--- Begin ---
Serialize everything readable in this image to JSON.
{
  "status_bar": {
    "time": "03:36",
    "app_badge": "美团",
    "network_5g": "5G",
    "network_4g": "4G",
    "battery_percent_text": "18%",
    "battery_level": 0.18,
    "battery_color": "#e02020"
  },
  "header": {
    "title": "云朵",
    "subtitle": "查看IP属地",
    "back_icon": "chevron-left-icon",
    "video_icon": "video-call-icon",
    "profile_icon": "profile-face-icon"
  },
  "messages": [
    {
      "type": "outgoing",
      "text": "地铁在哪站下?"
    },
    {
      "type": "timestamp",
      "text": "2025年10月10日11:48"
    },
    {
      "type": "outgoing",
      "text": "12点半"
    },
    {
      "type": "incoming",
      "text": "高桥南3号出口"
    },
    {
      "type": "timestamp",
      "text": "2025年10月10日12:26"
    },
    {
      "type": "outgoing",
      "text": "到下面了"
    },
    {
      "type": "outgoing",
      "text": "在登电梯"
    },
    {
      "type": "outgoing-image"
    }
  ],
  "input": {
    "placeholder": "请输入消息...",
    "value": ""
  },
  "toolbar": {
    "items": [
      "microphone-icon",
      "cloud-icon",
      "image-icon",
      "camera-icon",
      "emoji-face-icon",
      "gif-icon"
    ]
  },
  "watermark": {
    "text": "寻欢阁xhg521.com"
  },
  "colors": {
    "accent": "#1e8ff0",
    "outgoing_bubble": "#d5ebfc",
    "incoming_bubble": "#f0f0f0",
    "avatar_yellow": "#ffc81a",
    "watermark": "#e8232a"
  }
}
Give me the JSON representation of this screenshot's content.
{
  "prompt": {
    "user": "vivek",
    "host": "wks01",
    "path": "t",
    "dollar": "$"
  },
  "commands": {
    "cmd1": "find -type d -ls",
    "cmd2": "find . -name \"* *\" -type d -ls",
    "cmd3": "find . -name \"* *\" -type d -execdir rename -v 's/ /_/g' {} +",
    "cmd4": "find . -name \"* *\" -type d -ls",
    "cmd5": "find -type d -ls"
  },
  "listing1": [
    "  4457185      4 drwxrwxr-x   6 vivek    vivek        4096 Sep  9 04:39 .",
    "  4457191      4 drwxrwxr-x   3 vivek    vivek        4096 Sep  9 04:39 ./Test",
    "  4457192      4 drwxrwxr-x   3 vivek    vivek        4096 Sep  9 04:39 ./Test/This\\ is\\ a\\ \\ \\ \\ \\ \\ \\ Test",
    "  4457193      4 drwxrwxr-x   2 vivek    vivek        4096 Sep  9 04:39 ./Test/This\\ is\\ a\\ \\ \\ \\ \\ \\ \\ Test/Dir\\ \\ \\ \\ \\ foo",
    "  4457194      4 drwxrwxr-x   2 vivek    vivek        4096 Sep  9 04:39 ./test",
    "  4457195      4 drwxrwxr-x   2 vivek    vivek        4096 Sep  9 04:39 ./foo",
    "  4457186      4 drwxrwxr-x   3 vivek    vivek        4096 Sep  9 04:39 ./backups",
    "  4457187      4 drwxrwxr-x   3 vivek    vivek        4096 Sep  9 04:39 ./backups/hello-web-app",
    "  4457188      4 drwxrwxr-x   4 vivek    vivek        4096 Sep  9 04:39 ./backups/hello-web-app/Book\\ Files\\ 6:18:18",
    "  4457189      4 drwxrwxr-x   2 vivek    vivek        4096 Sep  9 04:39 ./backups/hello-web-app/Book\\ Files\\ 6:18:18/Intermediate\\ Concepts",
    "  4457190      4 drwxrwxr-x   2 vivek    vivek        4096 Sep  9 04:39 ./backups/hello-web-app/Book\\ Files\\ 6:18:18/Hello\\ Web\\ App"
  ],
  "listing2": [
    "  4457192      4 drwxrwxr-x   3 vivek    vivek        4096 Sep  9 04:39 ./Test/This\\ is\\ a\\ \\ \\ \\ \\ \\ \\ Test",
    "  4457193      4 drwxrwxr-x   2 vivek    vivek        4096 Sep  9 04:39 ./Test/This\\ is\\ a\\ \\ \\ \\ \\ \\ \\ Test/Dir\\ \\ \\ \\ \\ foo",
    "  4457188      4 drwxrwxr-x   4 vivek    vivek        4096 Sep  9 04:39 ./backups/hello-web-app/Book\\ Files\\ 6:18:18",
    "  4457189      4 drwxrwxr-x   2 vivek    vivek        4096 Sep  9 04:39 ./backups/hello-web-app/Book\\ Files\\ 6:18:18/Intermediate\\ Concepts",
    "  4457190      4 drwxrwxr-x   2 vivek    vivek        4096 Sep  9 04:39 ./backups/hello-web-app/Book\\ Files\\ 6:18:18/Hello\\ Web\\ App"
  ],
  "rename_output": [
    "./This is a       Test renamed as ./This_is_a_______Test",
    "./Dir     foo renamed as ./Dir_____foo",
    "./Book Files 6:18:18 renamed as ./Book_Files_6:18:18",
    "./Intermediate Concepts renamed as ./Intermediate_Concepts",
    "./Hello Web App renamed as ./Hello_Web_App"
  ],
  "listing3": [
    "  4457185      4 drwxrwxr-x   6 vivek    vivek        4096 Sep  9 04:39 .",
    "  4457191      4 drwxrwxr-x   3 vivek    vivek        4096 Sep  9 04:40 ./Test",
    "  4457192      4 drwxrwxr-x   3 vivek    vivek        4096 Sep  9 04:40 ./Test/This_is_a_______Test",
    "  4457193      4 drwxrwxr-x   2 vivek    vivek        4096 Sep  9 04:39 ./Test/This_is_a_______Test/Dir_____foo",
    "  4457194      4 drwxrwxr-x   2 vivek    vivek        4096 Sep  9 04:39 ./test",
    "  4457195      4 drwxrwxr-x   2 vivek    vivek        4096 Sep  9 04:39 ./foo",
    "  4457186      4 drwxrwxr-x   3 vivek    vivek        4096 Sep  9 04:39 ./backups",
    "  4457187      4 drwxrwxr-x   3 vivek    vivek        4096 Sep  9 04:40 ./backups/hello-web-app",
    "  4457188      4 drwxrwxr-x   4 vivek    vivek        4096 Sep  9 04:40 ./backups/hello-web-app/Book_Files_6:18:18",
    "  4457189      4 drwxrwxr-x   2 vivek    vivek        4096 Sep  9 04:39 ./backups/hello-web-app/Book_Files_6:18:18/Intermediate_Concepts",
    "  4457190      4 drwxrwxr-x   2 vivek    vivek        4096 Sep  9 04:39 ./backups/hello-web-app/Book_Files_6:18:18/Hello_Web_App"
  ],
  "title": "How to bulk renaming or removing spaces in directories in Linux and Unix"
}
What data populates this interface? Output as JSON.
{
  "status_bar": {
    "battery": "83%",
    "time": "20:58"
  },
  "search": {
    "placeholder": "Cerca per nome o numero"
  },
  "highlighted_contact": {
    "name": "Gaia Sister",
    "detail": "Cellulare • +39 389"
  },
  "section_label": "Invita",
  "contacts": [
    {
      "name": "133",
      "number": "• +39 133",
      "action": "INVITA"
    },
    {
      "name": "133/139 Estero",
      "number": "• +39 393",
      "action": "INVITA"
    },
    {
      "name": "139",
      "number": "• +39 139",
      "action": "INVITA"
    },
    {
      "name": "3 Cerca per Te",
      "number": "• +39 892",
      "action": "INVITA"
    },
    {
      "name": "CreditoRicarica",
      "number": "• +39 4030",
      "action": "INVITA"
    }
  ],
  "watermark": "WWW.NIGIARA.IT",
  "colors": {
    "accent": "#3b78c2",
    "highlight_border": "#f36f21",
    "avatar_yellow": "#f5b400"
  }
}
--- End ---
▶ [Given exercise] Locate the line with "What data populates" in the entries above; extract it and every line after it, verbatim.

▶ [Solution to this exercise]
What data populates this interface? Output as JSON.
{
  "status_bar": {
    "battery": "83%",
    "time": "20:58"
  },
  "search": {
    "placeholder": "Cerca per nome o numero"
  },
  "highlighted_contact": {
    "name": "Gaia Sister",
    "detail": "Cellulare • +39 389"
  },
  "section_label": "Invita",
  "contacts": [
    {
      "name": "133",
      "number": "• +39 133",
      "action": "INVITA"
    },
    {
      "name": "133/139 Estero",
      "number": "• +39 393",
      "action": "INVITA"
    },
    {
      "name": "139",
      "number": "• +39 139",
      "action": "INVITA"
    },
    {
      "name": "3 Cerca per Te",
      "number": "• +39 892",
      "action": "INVITA"
    },
    {
      "name": "CreditoRicarica",
      "number": "• +39 4030",
      "action": "INVITA"
    }
  ],
  "watermark": "WWW.NIGIARA.IT",
  "colors": {
    "accent": "#3b78c2",
    "highlight_border": "#f36f21",
    "avatar_yellow": "#f5b400"
  }
}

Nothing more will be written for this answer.